• _Recorded data_:
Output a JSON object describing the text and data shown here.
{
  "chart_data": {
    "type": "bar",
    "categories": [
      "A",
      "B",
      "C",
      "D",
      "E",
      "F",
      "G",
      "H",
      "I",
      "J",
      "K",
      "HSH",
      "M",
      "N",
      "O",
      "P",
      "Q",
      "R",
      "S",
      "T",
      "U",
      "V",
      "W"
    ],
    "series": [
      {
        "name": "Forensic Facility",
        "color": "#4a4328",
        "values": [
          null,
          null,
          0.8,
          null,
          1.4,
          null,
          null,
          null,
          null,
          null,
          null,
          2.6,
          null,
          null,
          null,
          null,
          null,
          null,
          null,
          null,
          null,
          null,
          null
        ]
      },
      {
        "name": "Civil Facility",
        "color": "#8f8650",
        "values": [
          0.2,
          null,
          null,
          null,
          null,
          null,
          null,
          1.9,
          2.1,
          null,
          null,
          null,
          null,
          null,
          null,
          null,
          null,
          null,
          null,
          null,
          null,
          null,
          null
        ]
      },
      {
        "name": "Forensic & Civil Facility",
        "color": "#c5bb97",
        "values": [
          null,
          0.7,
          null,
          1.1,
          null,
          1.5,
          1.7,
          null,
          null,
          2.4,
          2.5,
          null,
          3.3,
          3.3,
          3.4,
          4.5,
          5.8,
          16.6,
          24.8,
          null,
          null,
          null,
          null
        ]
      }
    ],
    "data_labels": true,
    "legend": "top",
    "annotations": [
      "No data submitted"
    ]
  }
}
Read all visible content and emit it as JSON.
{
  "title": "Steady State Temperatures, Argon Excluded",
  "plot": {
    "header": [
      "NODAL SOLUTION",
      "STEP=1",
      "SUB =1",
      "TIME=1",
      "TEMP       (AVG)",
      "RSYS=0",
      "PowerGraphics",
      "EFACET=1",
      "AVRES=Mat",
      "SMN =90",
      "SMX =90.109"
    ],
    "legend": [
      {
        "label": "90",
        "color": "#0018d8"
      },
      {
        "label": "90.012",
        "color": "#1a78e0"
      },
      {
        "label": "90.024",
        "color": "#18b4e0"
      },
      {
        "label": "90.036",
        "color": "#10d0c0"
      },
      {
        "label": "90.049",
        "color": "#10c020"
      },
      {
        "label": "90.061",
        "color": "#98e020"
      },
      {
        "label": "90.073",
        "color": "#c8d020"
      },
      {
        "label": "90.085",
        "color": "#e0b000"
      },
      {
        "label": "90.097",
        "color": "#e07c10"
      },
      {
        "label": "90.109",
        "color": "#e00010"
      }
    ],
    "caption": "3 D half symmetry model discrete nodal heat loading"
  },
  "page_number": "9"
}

• _Task directions_:
From the data above, extract every line in its exact form.

• _Exercise solution_:
Output a JSON object describing the text and data shown here.
{
  "chart_data": {
    "type": "bar",
    "categories": [
      "A",
      "B",
      "C",
      "D",
      "E",
      "F",
      "G",
      "H",
      "I",
      "J",
      "K",
      "HSH",
      "M",
      "N",
      "O",
      "P",
      "Q",
      "R",
      "S",
      "T",
      "U",
      "V",
      "W"
    ],
    "series": [
      {
        "name": "Forensic Facility",
        "color": "#4a4328",
        "values": [
          null,
          null,
          0.8,
          null,
          1.4,
          null,
          null,
          null,
          null,
          null,
          null,
          2.6,
          null,
          null,
          null,
          null,
          null,
          null,
          null,
          null,
          null,
          null,
          null
        ]
      },
      {
        "name": "Civil Facility",
        "color": "#8f8650",
        "values": [
          0.2,
          null,
          null,
          null,
          null,
          null,
          null,
          1.9,
          2.1,
          null,
          null,
          null,
          null,
          null,
          null,
          null,
          null,
          null,
          null,
          null,
          null,
          null,
          null
        ]
      },
      {
        "name": "Forensic & Civil Facility",
        "color": "#c5bb97",
        "values": [
          null,
          0.7,
          null,
          1.1,
          null,
          1.5,
          1.7,
          null,
          null,
          2.4,
          2.5,
          null,
          3.3,
          3.3,
          3.4,
          4.5,
          5.8,
          16.6,
          24.8,
          null,
          null,
          null,
          null
        ]
      }
    ],
    "data_labels": true,
    "legend": "top",
    "annotations": [
      "No data submitted"
    ]
  }
}
Read all visible content and emit it as JSON.
{
  "title": "Steady State Temperatures, Argon Excluded",
  "plot": {
    "header": [
      "NODAL SOLUTION",
      "STEP=1",
      "SUB =1",
      "TIME=1",
      "TEMP       (AVG)",
      "RSYS=0",
      "PowerGraphics",
      "EFACET=1",
      "AVRES=Mat",
      "SMN =90",
      "SMX =90.109"
    ],
    "legend": [
      {
        "label": "90",
        "color": "#0018d8"
      },
      {
        "label": "90.012",
        "color": "#1a78e0"
      },
      {
        "label": "90.024",
        "color": "#18b4e0"
      },
      {
        "label": "90.036",
        "color": "#10d0c0"
      },
      {
        "label": "90.049",
        "color": "#10c020"
      },
      {
        "label": "90.061",
        "color": "#98e020"
      },
      {
        "label": "90.073",
        "color": "#c8d020"
      },
      {
        "label": "90.085",
        "color": "#e0b000"
      },
      {
        "label": "90.097",
        "color": "#e07c10"
      },
      {
        "label": "90.109",
        "color": "#e00010"
      }
    ],
    "caption": "3 D half symmetry model discrete nodal heat loading"
  },
  "page_number": "9"
}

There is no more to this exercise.